-- Begin GIVEN DATA --
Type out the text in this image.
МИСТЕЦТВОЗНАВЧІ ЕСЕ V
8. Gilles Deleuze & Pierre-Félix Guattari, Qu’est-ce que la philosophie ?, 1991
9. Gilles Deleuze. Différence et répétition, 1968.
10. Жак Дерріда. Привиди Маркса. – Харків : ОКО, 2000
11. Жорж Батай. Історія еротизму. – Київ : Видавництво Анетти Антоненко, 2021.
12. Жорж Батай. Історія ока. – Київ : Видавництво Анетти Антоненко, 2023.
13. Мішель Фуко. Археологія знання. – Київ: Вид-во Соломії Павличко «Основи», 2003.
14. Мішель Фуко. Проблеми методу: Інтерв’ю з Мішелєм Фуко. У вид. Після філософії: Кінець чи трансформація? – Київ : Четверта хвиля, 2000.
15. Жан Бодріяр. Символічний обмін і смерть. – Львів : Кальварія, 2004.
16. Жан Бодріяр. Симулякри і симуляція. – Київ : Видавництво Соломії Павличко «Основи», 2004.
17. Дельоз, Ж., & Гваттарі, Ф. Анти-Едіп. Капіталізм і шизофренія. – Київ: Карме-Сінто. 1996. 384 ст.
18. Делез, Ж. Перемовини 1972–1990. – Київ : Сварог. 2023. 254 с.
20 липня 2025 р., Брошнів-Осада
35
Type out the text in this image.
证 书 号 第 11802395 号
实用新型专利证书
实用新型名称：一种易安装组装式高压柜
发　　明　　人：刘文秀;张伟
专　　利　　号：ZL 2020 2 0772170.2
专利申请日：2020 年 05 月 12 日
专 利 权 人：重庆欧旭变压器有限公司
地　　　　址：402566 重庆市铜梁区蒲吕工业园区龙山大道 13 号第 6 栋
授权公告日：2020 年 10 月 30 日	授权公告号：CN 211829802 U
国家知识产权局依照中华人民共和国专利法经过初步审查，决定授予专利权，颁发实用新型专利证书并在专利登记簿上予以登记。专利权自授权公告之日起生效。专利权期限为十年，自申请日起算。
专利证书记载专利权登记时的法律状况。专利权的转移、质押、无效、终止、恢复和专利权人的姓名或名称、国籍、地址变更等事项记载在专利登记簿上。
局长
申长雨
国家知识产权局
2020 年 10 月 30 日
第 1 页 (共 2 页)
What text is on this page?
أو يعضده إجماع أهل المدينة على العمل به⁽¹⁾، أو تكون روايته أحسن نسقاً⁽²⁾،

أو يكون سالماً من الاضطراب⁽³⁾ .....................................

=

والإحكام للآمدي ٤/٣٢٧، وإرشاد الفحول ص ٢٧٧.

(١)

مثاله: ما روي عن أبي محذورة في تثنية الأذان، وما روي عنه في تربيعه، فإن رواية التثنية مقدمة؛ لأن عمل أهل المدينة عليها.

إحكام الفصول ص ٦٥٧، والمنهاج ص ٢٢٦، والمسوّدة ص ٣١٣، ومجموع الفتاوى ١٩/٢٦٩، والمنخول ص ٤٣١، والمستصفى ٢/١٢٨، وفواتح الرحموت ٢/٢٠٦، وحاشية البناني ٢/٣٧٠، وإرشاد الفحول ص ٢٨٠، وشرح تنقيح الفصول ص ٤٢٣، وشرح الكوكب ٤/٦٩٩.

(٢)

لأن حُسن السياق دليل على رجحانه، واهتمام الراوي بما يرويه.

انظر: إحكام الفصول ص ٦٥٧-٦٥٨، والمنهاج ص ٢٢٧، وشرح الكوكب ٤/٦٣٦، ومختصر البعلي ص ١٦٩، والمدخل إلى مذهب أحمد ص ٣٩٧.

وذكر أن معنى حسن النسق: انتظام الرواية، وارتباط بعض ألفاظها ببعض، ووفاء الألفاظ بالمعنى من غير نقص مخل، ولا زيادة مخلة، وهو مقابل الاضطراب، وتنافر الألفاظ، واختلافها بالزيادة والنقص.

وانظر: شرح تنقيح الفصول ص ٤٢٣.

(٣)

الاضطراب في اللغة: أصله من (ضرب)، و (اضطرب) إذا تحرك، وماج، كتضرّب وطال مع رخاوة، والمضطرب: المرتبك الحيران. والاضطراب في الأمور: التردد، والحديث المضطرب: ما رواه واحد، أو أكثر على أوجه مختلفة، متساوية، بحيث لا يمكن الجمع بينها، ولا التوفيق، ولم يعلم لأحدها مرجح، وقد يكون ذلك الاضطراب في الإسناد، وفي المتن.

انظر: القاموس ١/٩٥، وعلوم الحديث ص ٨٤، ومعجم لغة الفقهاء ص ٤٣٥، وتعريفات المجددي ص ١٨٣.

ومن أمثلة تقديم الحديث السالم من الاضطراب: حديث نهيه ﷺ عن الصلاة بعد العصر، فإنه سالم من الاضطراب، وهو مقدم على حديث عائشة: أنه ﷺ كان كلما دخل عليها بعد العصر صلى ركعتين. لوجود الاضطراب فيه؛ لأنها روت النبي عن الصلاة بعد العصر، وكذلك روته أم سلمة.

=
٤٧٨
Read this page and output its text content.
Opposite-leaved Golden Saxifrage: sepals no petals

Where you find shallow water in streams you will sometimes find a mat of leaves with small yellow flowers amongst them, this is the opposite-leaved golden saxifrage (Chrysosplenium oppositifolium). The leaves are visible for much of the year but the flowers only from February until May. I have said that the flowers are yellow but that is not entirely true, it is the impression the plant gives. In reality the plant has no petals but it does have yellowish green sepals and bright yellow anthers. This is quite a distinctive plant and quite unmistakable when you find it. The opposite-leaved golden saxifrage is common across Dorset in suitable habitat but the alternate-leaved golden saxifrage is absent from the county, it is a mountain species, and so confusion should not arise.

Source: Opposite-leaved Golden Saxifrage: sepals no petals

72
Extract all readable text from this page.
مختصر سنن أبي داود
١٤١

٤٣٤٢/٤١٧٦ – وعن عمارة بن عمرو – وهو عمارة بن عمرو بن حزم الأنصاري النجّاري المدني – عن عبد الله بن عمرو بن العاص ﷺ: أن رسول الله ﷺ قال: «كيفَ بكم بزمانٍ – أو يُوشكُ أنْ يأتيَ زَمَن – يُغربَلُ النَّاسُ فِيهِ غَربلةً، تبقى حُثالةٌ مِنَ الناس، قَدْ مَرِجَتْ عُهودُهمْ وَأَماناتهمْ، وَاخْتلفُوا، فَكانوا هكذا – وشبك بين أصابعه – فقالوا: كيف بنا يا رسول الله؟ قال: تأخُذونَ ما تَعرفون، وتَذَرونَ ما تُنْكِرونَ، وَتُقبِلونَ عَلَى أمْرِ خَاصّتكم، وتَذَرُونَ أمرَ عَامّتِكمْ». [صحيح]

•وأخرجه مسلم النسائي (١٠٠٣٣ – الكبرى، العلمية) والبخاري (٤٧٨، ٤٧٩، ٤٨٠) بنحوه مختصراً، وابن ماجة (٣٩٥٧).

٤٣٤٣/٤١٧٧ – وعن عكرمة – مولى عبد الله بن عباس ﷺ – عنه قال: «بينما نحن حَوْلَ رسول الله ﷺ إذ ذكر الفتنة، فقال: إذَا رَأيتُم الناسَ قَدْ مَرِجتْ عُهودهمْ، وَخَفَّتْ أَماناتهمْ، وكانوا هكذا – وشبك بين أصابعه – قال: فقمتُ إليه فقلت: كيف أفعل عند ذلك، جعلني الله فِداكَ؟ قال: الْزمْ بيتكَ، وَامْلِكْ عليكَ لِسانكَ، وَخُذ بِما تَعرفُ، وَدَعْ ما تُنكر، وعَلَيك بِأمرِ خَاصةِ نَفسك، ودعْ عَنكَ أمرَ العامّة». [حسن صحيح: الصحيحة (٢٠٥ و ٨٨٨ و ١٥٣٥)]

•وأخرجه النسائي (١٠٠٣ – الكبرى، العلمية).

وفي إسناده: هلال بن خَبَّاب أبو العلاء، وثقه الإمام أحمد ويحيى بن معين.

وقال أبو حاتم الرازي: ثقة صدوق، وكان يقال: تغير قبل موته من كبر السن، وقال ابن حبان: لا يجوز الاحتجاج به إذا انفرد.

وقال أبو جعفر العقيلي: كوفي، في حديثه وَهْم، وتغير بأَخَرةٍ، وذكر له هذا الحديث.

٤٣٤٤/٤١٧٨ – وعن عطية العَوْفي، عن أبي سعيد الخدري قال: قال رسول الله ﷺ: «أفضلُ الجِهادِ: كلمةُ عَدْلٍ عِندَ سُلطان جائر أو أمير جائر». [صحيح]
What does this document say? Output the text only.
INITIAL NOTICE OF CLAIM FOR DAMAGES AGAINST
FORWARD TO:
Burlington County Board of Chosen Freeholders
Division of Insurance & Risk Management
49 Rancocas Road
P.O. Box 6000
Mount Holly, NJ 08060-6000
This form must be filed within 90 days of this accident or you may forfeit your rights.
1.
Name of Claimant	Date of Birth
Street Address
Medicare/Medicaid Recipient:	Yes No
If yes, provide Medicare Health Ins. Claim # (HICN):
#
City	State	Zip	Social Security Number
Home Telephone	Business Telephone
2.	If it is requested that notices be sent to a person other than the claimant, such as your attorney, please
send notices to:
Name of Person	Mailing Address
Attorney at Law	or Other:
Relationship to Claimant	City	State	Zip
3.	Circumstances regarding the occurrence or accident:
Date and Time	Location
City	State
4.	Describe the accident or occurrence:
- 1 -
-- End GIVEN DATA --
*WHAT TO DO*: Identify the lines that hold the word "الفحول". Copy every one of them.

*WORKED SOLUTION*:
والإحكام للآمدي ٤/٣٢٧، وإرشاد الفحول ص ٢٧٧.
إحكام الفصول ص ٦٥٧، والمنهاج ص ٢٢٦، والمسوّدة ص ٣١٣، ومجموع الفتاوى ١٩/٢٦٩، والمنخول ص ٤٣١، والمستصفى ٢/١٢٨، وفواتح الرحموت ٢/٢٠٦، وحاشية البناني ٢/٣٧٠، وإرشاد الفحول ص ٢٨٠، وشرح تنقيح الفصول ص ٤٢٣، وشرح الكوكب ٤/٦٩٩.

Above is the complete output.